━━━━━ Raw data
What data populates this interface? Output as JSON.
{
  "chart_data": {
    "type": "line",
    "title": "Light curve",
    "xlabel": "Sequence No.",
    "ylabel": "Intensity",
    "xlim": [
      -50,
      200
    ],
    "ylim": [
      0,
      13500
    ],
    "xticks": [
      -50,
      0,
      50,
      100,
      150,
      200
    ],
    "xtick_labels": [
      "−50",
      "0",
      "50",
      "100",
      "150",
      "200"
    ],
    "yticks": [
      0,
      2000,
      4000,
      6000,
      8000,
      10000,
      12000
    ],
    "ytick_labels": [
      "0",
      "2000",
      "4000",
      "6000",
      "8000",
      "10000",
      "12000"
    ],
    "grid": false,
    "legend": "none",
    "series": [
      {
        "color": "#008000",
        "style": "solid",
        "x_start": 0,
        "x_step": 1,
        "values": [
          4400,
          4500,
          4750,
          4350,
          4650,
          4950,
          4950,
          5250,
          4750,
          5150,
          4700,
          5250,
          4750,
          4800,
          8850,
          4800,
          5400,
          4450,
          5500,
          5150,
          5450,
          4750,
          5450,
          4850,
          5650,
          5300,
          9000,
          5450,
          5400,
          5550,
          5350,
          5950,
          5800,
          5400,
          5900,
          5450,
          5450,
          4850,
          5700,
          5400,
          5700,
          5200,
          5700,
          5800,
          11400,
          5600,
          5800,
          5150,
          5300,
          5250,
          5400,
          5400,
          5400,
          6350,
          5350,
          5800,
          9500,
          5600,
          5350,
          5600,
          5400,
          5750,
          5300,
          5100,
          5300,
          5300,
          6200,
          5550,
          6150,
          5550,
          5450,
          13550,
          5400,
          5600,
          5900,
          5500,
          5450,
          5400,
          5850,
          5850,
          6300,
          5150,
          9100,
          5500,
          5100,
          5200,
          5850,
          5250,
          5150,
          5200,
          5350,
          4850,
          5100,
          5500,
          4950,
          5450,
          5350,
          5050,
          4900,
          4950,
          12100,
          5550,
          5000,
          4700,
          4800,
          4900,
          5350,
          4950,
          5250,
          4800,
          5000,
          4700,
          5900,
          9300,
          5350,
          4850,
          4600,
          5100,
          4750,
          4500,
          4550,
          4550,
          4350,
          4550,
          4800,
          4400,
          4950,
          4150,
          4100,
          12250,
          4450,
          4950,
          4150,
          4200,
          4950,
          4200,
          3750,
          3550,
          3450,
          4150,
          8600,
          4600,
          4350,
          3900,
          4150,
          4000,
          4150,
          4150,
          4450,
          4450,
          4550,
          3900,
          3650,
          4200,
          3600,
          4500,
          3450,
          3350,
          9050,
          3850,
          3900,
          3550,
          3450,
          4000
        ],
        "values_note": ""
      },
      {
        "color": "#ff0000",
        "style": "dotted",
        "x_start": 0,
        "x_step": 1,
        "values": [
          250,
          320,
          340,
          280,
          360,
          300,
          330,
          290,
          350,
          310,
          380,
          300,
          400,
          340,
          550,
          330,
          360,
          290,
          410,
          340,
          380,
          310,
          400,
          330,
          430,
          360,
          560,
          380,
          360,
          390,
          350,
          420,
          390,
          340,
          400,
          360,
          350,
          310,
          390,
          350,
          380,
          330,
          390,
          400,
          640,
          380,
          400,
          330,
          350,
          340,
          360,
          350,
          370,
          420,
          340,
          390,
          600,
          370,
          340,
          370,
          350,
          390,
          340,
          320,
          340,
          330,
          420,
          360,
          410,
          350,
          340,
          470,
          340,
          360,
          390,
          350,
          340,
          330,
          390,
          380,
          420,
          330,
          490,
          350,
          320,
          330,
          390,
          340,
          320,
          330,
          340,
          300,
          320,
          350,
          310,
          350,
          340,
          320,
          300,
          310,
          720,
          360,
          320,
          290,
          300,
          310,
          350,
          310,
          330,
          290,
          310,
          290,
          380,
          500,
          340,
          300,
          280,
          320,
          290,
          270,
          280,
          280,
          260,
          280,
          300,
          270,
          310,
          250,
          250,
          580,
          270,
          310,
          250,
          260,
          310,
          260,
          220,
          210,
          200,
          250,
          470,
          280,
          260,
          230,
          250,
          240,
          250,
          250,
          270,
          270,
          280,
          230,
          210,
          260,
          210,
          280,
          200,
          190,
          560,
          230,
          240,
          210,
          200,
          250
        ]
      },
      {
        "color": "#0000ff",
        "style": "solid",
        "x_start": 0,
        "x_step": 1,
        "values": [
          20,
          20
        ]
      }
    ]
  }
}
━━━━━━━━━━
━━━━━ Raw data
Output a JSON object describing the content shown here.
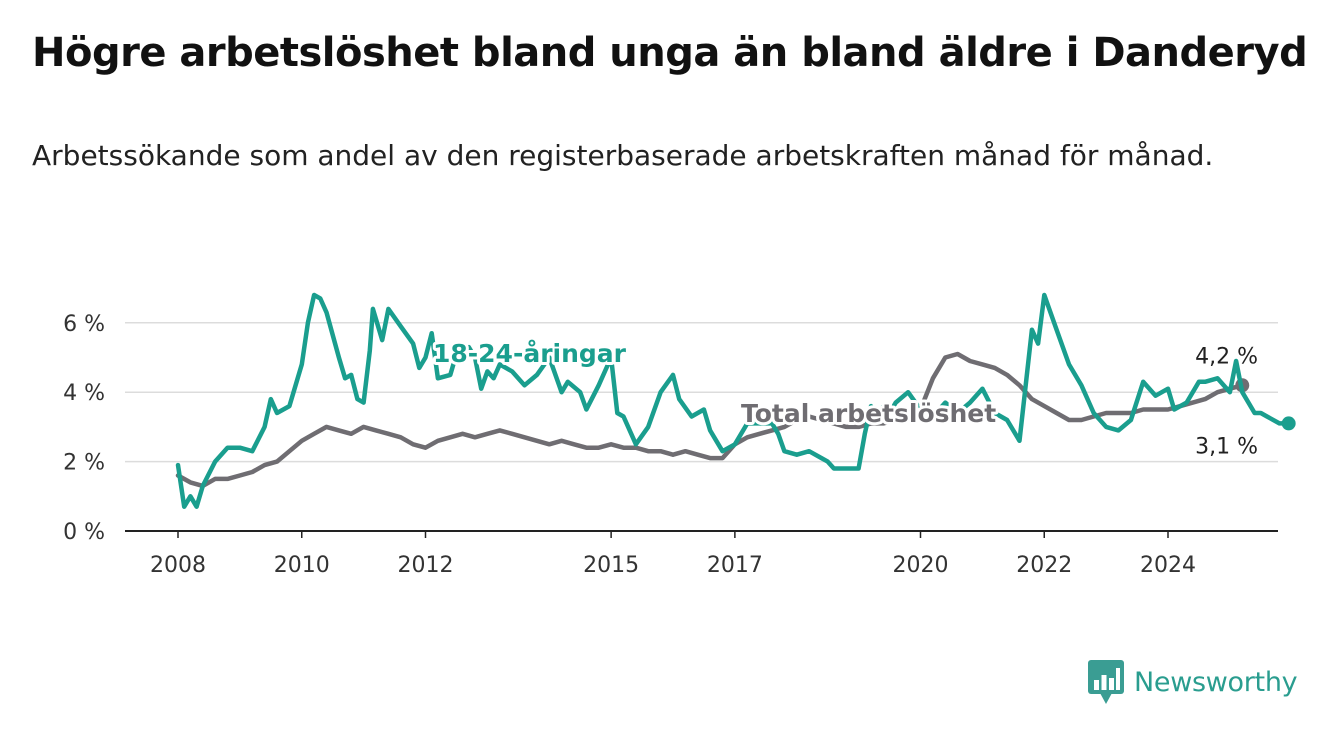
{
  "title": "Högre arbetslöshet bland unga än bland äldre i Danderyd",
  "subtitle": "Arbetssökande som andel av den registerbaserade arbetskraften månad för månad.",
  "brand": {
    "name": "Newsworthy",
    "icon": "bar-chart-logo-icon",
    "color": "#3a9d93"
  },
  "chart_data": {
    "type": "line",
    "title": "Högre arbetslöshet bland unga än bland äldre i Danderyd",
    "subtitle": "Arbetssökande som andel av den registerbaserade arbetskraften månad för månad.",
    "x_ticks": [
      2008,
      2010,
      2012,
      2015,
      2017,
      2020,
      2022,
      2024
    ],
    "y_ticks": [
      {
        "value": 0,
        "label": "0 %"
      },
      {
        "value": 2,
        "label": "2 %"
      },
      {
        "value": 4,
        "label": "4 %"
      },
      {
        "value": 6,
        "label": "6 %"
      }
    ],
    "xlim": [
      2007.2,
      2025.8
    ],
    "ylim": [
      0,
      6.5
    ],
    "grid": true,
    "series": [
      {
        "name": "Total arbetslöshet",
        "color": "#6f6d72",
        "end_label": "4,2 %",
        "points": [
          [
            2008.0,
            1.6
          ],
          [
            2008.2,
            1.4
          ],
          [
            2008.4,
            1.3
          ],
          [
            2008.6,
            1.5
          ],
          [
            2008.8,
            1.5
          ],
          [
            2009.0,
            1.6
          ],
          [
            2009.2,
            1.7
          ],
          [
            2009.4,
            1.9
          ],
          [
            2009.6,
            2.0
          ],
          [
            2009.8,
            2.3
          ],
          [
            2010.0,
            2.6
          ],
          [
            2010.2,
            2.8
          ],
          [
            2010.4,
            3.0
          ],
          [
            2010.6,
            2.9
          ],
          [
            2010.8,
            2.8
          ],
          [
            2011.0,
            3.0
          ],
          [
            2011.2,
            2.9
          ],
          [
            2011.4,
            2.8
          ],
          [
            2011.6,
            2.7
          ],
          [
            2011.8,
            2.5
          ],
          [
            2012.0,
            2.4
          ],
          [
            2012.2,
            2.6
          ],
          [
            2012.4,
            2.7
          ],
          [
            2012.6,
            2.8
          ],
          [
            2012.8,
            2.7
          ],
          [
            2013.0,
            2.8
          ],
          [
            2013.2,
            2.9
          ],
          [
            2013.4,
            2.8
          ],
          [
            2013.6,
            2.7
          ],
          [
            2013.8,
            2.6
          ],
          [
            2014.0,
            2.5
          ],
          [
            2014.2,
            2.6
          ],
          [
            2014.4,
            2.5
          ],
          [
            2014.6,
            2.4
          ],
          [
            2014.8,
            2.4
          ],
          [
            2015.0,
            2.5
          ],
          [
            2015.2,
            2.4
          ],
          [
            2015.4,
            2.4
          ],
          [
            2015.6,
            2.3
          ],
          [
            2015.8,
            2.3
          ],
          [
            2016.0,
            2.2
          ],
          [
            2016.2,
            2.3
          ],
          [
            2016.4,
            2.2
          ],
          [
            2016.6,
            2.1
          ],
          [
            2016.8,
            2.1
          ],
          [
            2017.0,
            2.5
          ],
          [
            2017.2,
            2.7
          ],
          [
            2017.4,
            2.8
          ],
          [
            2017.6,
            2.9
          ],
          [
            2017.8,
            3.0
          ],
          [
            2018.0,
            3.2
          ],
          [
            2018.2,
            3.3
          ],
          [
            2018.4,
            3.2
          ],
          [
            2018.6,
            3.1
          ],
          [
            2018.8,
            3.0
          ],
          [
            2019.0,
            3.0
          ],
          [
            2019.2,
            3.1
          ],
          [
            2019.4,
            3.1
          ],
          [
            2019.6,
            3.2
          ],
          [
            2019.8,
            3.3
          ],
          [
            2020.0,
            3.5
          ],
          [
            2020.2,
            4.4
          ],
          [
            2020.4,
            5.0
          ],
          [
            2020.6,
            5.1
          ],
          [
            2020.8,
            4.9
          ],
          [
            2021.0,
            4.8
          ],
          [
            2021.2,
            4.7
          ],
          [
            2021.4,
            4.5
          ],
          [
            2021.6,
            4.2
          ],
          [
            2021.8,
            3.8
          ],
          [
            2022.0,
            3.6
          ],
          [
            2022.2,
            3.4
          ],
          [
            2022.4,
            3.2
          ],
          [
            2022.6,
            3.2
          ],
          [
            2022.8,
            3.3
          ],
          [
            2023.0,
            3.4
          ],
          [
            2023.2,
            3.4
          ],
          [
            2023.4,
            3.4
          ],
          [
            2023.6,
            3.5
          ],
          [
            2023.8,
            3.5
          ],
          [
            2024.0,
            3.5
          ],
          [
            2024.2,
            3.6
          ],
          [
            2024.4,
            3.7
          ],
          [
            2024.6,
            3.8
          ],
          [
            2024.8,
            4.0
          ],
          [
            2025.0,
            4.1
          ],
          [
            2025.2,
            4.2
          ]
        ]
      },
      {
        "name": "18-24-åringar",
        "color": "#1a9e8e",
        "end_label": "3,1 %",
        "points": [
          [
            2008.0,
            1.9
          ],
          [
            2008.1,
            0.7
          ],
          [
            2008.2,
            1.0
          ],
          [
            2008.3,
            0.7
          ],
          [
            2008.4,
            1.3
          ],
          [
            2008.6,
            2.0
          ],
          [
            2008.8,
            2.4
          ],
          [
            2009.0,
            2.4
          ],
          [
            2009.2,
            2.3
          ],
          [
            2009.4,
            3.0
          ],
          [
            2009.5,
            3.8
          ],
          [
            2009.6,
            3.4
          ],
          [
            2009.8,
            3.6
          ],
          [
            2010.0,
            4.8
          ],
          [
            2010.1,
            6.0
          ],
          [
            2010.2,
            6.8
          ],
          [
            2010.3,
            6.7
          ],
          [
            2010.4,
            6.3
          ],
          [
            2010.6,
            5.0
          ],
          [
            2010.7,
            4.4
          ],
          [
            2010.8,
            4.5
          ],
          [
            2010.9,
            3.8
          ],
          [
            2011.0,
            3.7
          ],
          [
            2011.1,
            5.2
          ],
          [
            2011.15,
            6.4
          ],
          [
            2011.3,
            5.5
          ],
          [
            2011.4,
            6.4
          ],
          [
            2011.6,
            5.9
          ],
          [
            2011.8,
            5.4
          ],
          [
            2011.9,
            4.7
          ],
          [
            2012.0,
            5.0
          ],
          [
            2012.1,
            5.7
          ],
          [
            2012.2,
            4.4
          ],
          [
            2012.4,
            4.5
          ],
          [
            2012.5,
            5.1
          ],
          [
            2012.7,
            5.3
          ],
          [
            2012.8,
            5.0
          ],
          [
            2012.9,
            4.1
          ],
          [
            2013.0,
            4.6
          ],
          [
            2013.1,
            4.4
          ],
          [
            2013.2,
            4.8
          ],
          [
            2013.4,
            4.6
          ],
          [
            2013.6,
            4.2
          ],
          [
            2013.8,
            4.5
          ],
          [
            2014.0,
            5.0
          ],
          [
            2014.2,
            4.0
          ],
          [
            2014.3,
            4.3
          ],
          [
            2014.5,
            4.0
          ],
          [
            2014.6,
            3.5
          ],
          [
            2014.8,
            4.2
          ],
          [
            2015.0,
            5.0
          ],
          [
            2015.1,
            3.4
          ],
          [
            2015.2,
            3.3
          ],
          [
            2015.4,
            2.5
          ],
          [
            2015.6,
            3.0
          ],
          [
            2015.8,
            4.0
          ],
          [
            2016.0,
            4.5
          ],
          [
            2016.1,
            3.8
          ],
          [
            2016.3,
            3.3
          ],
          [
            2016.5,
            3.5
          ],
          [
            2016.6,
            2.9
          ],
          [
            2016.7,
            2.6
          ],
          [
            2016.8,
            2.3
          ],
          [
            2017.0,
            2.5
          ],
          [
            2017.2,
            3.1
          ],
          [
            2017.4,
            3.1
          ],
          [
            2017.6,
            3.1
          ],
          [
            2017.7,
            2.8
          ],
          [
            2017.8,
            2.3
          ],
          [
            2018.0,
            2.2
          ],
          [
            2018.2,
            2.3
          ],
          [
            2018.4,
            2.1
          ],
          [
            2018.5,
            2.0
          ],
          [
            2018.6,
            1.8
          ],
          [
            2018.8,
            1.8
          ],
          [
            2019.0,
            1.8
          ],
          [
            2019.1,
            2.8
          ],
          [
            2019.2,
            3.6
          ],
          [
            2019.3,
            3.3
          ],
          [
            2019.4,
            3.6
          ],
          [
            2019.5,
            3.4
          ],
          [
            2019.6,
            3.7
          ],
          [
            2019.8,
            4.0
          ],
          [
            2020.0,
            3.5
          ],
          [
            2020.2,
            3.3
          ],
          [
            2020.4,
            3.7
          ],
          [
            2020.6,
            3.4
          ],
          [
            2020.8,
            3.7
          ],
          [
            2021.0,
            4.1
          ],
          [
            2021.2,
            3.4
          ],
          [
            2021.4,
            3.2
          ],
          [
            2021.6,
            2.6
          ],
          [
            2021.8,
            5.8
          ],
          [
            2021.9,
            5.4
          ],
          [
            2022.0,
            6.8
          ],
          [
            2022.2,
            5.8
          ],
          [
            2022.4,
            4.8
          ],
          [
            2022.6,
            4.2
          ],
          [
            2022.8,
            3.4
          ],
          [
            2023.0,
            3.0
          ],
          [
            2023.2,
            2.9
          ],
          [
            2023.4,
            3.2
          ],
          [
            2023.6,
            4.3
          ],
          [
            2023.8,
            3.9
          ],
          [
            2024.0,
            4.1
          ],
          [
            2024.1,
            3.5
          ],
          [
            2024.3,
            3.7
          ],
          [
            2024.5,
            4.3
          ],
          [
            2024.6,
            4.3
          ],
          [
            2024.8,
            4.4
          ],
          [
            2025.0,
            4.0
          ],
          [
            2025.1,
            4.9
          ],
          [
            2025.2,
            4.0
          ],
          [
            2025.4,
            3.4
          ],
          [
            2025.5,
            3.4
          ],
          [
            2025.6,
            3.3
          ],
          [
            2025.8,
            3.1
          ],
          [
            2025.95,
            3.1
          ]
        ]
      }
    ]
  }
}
━━━━━━━━━━
# [Direction]
Write out every line of the data that holds the word "bland".

# [Final result]
  "title": "Högre arbetslöshet bland unga än bland äldre i Danderyd",
    "title": "Högre arbetslöshet bland unga än bland äldre i Danderyd",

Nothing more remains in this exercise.